__YOUR OBJECTIVE__.
Report how many lines contain "大虫见掀他不着". The answer is a single number.

__DATA EXCERPTS__.
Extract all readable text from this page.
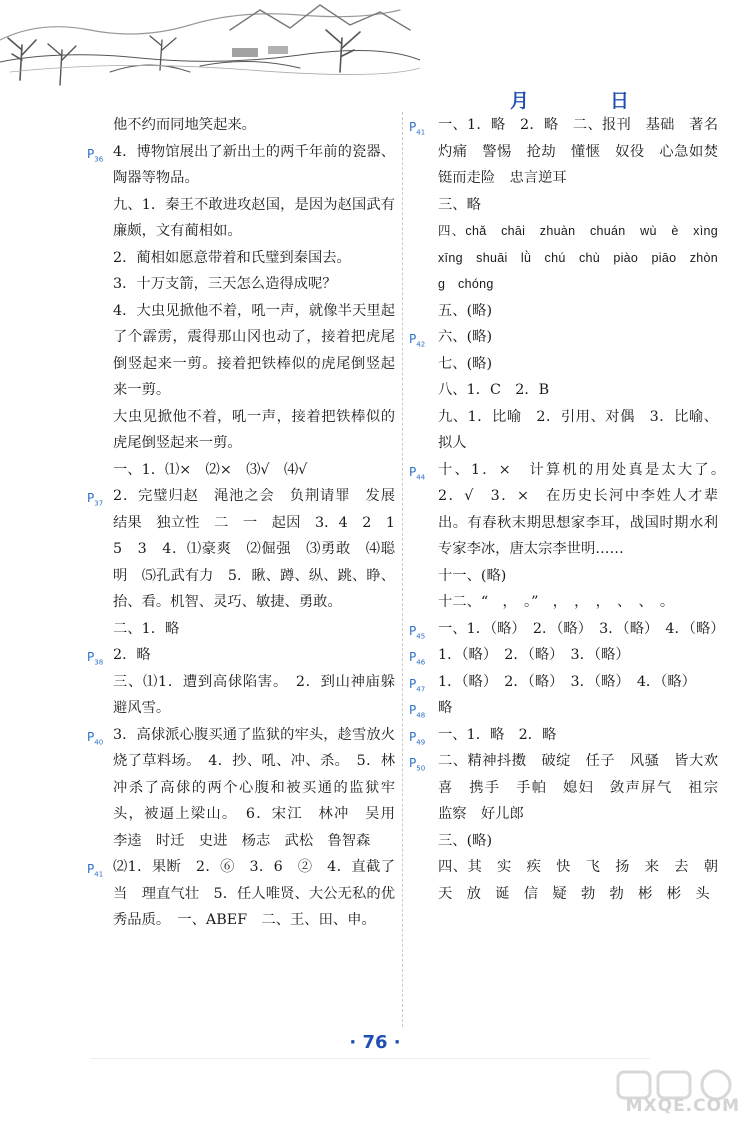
月	日
他不约而同地笑起来。
$P_{36}$ 4．博物馆展出了新出土的两千年前的瓷器、陶器等物品。
九、1．秦王不敢进攻赵国，是因为赵国武有廉颇，文有蔺相如。
2．蔺相如愿意带着和氏璧到秦国去。
3．十万支箭，三天怎么造得成呢？
4．大虫见掀他不着，吼一声，就像半天里起了个霹雳，震得那山冈也动了，接着把虎尾倒竖起来一剪。接着把铁棒似的虎尾倒竖起来一剪。
大虫见掀他不着，吼一声，接着把铁棒似的虎尾倒竖起来一剪。
一、1．⑴×　⑵×　⑶√　⑷√
$P_{37}$ 2．完璧归赵　渑池之会　负荆请罪　发展　结果　独立性　二　一　起因　3．4　2　1　5　3　4．⑴豪爽　⑵倔强　⑶勇敢　⑷聪明　⑸孔武有力　5．瞅、蹲、纵、跳、睁、抬、看。机智、灵巧、敏捷、勇敢。
二、1．略
$P_{38}$ 2．略
三、⑴1．遭到高俅陷害。　2．到山神庙躲避风雪。
$P_{40}$ 3．高俅派心腹买通了监狱的牢头，趁雪放火烧了草料场。　4．抄、吼、冲、杀。　5．林冲杀了高俅的两个心腹和被买通的监狱牢头，被逼上梁山。　6．宋江　林冲　吴用　李逵　时迁　史进　杨志　武松　鲁智森
$P_{41}$ ⑵1．果断　2．⑥　3．6　②　4．直截了当　理直气壮　5．任人唯贤、大公无私的优秀品质。　一、ABEF　二、王、田、申。
$P_{41}$ 一、1．略　2．略　二、报刊　基础　著名　灼痛　警惕　抢劫　懂惬　奴役　心急如焚　铤而走险　忠言逆耳
三、略
四、chǎ　chāi　zhuàn　chuán　wù　è　xìng　xīng　shuāi　lǜ　chú　chù　piào　piāo　zhòng　chóng
五、(略)
$P_{42}$ 六、(略)
七、(略)
八、1．C　2．B
九、1．比喻　2．引用、对偶　3．比喻、拟人
$P_{44}$ 十、1．×　计算机的用处真是太大了。　2．√　3．×　在历史长河中李姓人才辈出。有春秋末期思想家李耳，战国时期水利专家李冰，唐太宗李世明……
十一、(略)
十二、“　，　。”　，　，　，　、　、　。
$P_{45}$ 一、1．（略）　2．（略）　3．（略）　4．（略）
$P_{46}$ 1．（略）　2．（略）　3．（略）
$P_{47}$ 1．（略）　2．（略）　3．（略）　4．（略）
$P_{48}$ 略
$P_{49}$ 一、1．略　2．略
$P_{50}$ 二、精神抖擞　破绽　任子　风骚　皆大欢喜　携手　手帕　媳妇　敛声屏气　祖宗　监察　好儿郎
三、(略)
四、其　实　疾　快　飞　扬　来　去　朝　天　放　诞　信　疑　勃　勃　彬　彬　头
· 76 ·
MXQE.COM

__SOLUTION FOR THIS PROBLEM__.
2